(Figure data in JSON)
☆ ☆ ☆

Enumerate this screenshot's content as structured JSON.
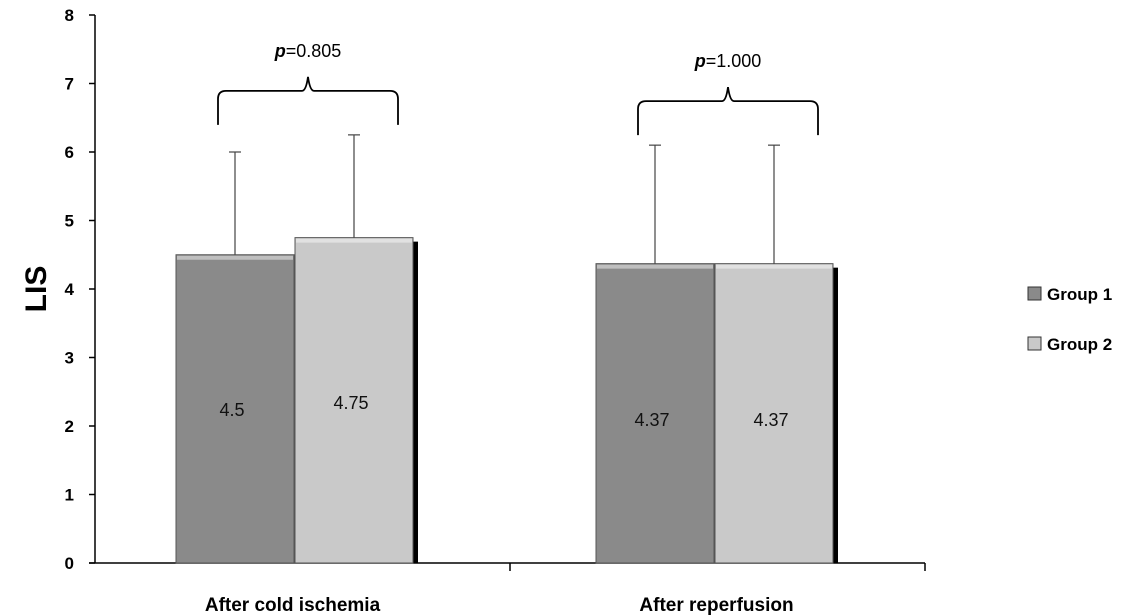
{
  "chart_data": {
    "type": "bar",
    "ylabel": "LIS",
    "ylim": [
      0,
      8
    ],
    "yticks": [
      "0",
      "1",
      "2",
      "3",
      "4",
      "5",
      "6",
      "7",
      "8"
    ],
    "categories": [
      "After cold ischemia",
      "After reperfusion"
    ],
    "series": [
      {
        "name": "Group 1",
        "values": [
          4.5,
          4.37
        ],
        "value_labels": [
          "4.5",
          "4.37"
        ],
        "error_upper": [
          6.0,
          6.1
        ],
        "color": "#8a8a8a"
      },
      {
        "name": "Group 2",
        "values": [
          4.75,
          4.37
        ],
        "value_labels": [
          "4.75",
          "4.37"
        ],
        "error_upper": [
          6.25,
          6.1
        ],
        "color": "#c9c9c9"
      }
    ],
    "annotations": [
      {
        "category": "After cold ischemia",
        "p_prefix": "p",
        "p_value": "=0.805"
      },
      {
        "category": "After reperfusion",
        "p_prefix": "p",
        "p_value": "=1.000"
      }
    ],
    "legend_position": "right",
    "grid": false
  }
}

☆ ☆ ☆

--- OBJECTIVE ---
Give every record again exactly, apart from the pictures, which stay out.

--- TASK RESPONSE ---
Enumerate this screenshot's content as structured JSON.
{
  "chart_data": {
    "type": "bar",
    "ylabel": "LIS",
    "ylim": [
      0,
      8
    ],
    "yticks": [
      "0",
      "1",
      "2",
      "3",
      "4",
      "5",
      "6",
      "7",
      "8"
    ],
    "categories": [
      "After cold ischemia",
      "After reperfusion"
    ],
    "series": [
      {
        "name": "Group 1",
        "values": [
          4.5,
          4.37
        ],
        "value_labels": [
          "4.5",
          "4.37"
        ],
        "error_upper": [
          6.0,
          6.1
        ],
        "color": "#8a8a8a"
      },
      {
        "name": "Group 2",
        "values": [
          4.75,
          4.37
        ],
        "value_labels": [
          "4.75",
          "4.37"
        ],
        "error_upper": [
          6.25,
          6.1
        ],
        "color": "#c9c9c9"
      }
    ],
    "annotations": [
      {
        "category": "After cold ischemia",
        "p_prefix": "p",
        "p_value": "=0.805"
      },
      {
        "category": "After reperfusion",
        "p_prefix": "p",
        "p_value": "=1.000"
      }
    ],
    "legend_position": "right",
    "grid": false
  }
}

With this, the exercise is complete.